**INSTRUCTION:** Format every line of the entries below as a JSON list of strings, one string per line, leaving out any blank lines.

**LISTING:**
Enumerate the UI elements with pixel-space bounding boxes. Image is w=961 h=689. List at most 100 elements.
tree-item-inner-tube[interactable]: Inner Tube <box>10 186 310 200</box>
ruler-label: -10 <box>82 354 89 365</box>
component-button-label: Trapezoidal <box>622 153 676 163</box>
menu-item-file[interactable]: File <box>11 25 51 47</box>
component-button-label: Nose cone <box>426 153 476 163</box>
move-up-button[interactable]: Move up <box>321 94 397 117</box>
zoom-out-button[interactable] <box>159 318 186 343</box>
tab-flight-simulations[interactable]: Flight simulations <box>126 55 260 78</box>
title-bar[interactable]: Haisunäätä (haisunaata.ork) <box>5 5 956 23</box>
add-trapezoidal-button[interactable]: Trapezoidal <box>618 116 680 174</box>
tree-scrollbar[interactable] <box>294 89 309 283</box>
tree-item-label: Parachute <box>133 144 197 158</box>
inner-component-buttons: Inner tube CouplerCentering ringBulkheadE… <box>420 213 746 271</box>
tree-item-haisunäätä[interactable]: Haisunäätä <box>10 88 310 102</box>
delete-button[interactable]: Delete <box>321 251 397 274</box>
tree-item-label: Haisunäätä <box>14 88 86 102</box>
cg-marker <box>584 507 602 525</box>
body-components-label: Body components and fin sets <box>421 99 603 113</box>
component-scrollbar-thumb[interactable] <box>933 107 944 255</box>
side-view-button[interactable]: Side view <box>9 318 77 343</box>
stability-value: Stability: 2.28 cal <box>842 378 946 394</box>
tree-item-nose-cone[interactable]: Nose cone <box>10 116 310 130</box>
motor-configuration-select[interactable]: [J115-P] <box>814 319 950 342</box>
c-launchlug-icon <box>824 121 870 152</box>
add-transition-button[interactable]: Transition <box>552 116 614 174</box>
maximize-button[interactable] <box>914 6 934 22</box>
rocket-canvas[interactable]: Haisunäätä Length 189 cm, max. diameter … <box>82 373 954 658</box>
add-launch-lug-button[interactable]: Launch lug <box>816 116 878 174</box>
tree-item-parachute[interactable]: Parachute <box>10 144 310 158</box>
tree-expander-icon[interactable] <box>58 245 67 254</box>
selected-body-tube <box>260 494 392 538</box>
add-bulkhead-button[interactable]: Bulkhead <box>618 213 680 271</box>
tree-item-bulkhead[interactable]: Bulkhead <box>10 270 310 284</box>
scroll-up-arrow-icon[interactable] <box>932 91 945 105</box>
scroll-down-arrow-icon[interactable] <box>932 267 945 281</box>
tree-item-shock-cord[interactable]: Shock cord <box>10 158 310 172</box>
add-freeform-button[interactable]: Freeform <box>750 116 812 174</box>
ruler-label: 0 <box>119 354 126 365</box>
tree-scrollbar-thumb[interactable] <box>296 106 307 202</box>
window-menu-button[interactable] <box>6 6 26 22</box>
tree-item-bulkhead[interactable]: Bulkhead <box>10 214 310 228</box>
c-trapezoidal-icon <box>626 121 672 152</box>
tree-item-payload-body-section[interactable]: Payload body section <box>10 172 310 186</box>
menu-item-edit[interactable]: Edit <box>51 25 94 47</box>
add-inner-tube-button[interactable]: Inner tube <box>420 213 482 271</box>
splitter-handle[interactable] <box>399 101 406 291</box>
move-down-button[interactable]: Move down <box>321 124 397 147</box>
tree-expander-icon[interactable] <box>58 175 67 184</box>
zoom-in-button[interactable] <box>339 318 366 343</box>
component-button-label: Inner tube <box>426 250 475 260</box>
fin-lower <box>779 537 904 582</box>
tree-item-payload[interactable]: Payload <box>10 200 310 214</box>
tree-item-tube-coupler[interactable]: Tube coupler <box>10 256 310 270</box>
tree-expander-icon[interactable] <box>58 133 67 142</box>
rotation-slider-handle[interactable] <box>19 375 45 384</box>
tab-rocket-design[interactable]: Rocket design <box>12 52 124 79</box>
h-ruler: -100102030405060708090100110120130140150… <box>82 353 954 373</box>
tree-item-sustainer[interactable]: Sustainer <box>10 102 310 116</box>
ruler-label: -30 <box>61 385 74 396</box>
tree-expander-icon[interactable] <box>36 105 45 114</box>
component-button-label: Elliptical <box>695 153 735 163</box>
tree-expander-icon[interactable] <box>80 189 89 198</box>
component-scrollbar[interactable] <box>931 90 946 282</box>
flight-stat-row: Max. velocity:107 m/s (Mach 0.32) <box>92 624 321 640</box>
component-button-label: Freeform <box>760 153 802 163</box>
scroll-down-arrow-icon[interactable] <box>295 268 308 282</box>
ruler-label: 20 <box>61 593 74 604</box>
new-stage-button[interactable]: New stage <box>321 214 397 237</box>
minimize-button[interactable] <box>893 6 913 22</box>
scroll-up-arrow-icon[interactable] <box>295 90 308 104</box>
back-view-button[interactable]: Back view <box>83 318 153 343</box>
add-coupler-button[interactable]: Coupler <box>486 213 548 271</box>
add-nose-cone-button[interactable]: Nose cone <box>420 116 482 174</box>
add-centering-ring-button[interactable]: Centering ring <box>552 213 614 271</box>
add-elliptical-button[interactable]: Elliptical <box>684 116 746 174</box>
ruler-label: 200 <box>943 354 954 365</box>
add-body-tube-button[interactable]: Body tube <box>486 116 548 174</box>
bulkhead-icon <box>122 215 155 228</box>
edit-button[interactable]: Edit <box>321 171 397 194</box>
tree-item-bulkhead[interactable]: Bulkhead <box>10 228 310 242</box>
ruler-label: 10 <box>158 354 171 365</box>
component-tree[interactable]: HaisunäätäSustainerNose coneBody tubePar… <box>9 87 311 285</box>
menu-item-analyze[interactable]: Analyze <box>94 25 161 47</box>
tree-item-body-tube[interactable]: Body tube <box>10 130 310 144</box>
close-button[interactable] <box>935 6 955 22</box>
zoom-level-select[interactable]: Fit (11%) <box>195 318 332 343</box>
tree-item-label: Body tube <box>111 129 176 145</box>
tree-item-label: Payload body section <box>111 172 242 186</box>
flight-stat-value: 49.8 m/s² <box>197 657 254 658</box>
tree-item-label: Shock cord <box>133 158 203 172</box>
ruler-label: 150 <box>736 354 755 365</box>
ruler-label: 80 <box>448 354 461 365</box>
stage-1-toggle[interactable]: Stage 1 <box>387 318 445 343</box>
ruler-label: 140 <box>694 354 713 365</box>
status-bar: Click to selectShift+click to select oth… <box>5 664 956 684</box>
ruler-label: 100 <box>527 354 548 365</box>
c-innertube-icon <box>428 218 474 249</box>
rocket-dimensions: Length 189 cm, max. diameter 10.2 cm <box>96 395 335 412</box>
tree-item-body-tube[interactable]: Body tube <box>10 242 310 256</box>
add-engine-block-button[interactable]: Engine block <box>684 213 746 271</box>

**ANSWER FOR THIS EXERCISE:**
[
  "Enumerate the UI elements with pixel-space bounding boxes. Image is w=961 h=689. List at most 100 elements.",
  "tree-item-inner-tube[interactable]: Inner Tube <box>10 186 310 200</box>",
  "ruler-label: -10 <box>82 354 89 365</box>",
  "component-button-label: Trapezoidal <box>622 153 676 163</box>",
  "menu-item-file[interactable]: File <box>11 25 51 47</box>",
  "component-button-label: Nose cone <box>426 153 476 163</box>",
  "move-up-button[interactable]: Move up <box>321 94 397 117</box>",
  "zoom-out-button[interactable] <box>159 318 186 343</box>",
  "tab-flight-simulations[interactable]: Flight simulations <box>126 55 260 78</box>",
  "title-bar[interactable]: Haisunäätä (haisunaata.ork) <box>5 5 956 23</box>",
  "add-trapezoidal-button[interactable]: Trapezoidal <box>618 116 680 174</box>",
  "tree-scrollbar[interactable] <box>294 89 309 283</box>",
  "tree-item-label: Parachute <box>133 144 197 158</box>",
  "inner-component-buttons: Inner tube CouplerCentering ringBulkheadE… <box>420 213 746 271</box>",
  "tree-item-haisunäätä[interactable]: Haisunäätä <box>10 88 310 102</box>",
  "delete-button[interactable]: Delete <box>321 251 397 274</box>",
  "tree-item-label: Haisunäätä <box>14 88 86 102</box>",
  "cg-marker <box>584 507 602 525</box>",
  "body-components-label: Body components and fin sets <box>421 99 603 113</box>",
  "component-scrollbar-thumb[interactable] <box>933 107 944 255</box>",
  "side-view-button[interactable]: Side view <box>9 318 77 343</box>",
  "stability-value: Stability: 2.28 cal <box>842 378 946 394</box>",
  "tree-item-nose-cone[interactable]: Nose cone <box>10 116 310 130</box>",
  "motor-configuration-select[interactable]: [J115-P] <box>814 319 950 342</box>",
  "c-launchlug-icon <box>824 121 870 152</box>",
  "add-transition-button[interactable]: Transition <box>552 116 614 174</box>",
  "maximize-button[interactable] <box>914 6 934 22</box>",
  "rocket-canvas[interactable]: Haisunäätä Length 189 cm, max. diameter … <box>82 373 954 658</box>",
  "add-launch-lug-button[interactable]: Launch lug <box>816 116 878 174</box>",
  "tree-item-parachute[interactable]: Parachute <box>10 144 310 158</box>",
  "tree-expander-icon[interactable] <box>58 245 67 254</box>",
  "selected-body-tube <box>260 494 392 538</box>",
  "add-bulkhead-button[interactable]: Bulkhead <box>618 213 680 271</box>",
  "tree-item-bulkhead[interactable]: Bulkhead <box>10 270 310 284</box>",
  "scroll-up-arrow-icon[interactable] <box>932 91 945 105</box>",
  "scroll-down-arrow-icon[interactable] <box>932 267 945 281</box>",
  "tree-item-shock-cord[interactable]: Shock cord <box>10 158 310 172</box>",
  "add-freeform-button[interactable]: Freeform <box>750 116 812 174</box>",
  "ruler-label: 0 <box>119 354 126 365</box>",
  "tree-scrollbar-thumb[interactable] <box>296 106 307 202</box>",
  "window-menu-button[interactable] <box>6 6 26 22</box>",
  "tree-item-bulkhead[interactable]: Bulkhead <box>10 214 310 228</box>",
  "c-trapezoidal-icon <box>626 121 672 152</box>",
  "tree-item-payload-body-section[interactable]: Payload body section <box>10 172 310 186</box>",
  "menu-item-edit[interactable]: Edit <box>51 25 94 47</box>",
  "add-inner-tube-button[interactable]: Inner tube <box>420 213 482 271</box>",
  "splitter-handle[interactable] <box>399 101 406 291</box>",
  "move-down-button[interactable]: Move down <box>321 124 397 147</box>",
  "tree-expander-icon[interactable] <box>58 175 67 184</box>",
  "zoom-in-button[interactable] <box>339 318 366 343</box>",
  "component-button-label: Inner tube <box>426 250 475 260</box>",
  "fin-lower <box>779 537 904 582</box>",
  "tree-item-payload[interactable]: Payload <box>10 200 310 214</box>",
  "tree-item-tube-coupler[interactable]: Tube coupler <box>10 256 310 270</box>",
  "tree-expander-icon[interactable] <box>58 133 67 142</box>",
  "rotation-slider-handle[interactable] <box>19 375 45 384</box>",
  "tab-rocket-design[interactable]: Rocket design <box>12 52 124 79</box>",
  "h-ruler: -100102030405060708090100110120130140150… <box>82 353 954 373</box>",
  "tree-item-sustainer[interactable]: Sustainer <box>10 102 310 116</box>",
  "ruler-label: -30 <box>61 385 74 396</box>",
  "tree-expander-icon[interactable] <box>36 105 45 114</box>",
  "component-button-label: Elliptical <box>695 153 735 163</box>",
  "tree-expander-icon[interactable] <box>80 189 89 198</box>",
  "component-scrollbar[interactable] <box>931 90 946 282</box>",
  "flight-stat-row: Max. velocity:107 m/s (Mach 0.32) <box>92 624 321 640</box>",
  "component-button-label: Freeform <box>760 153 802 163</box>",
  "scroll-down-arrow-icon[interactable] <box>295 268 308 282</box>",
  "ruler-label: 20 <box>61 593 74 604</box>",
  "new-stage-button[interactable]: New stage <box>321 214 397 237</box>",
  "minimize-button[interactable] <box>893 6 913 22</box>",
  "scroll-up-arrow-icon[interactable] <box>295 90 308 104</box>",
  "back-view-button[interactable]: Back view <box>83 318 153 343</box>",
  "add-coupler-button[interactable]: Coupler <box>486 213 548 271</box>",
  "add-nose-cone-button[interactable]: Nose cone <box>420 116 482 174</box>",
  "add-centering-ring-button[interactable]: Centering ring <box>552 213 614 271</box>",
  "add-elliptical-button[interactable]: Elliptical <box>684 116 746 174</box>",
  "ruler-label: 200 <box>943 354 954 365</box>",
  "add-body-tube-button[interactable]: Body tube <box>486 116 548 174</box>",
  "bulkhead-icon <box>122 215 155 228</box>",
  "edit-button[interactable]: Edit <box>321 171 397 194</box>",
  "tree-item-bulkhead[interactable]: Bulkhead <box>10 228 310 242</box>",
  "ruler-label: 10 <box>158 354 171 365</box>",
  "component-tree[interactable]: HaisunäätäSustainerNose coneBody tubePar… <box>9 87 311 285</box>",
  "menu-item-analyze[interactable]: Analyze <box>94 25 161 47</box>",
  "tree-item-body-tube[interactable]: Body tube <box>10 130 310 144</box>",
  "close-button[interactable] <box>935 6 955 22</box>",
  "zoom-level-select[interactable]: Fit (11%) <box>195 318 332 343</box>",
  "tree-item-label: Body tube <box>111 129 176 145</box>",
  "tree-item-label: Payload body section <box>111 172 242 186</box>",
  "flight-stat-value: 49.8 m/s² <box>197 657 254 658</box>",
  "tree-item-label: Shock cord <box>133 158 203 172</box>",
  "ruler-label: 150 <box>736 354 755 365</box>",
  "ruler-label: 80 <box>448 354 461 365</box>",
  "stage-1-toggle[interactable]: Stage 1 <box>387 318 445 343</box>",
  "ruler-label: 140 <box>694 354 713 365</box>",
  "status-bar: Click to selectShift+click to select oth… <box>5 664 956 684</box>",
  "ruler-label: 100 <box>527 354 548 365</box>",
  "c-innertube-icon <box>428 218 474 249</box>",
  "rocket-dimensions: Length 189 cm, max. diameter 10.2 cm <box>96 395 335 412</box>",
  "tree-item-body-tube[interactable]: Body tube <box>10 242 310 256</box>",
  "add-engine-block-button[interactable]: Engine block <box>684 213 746 271</box>"
]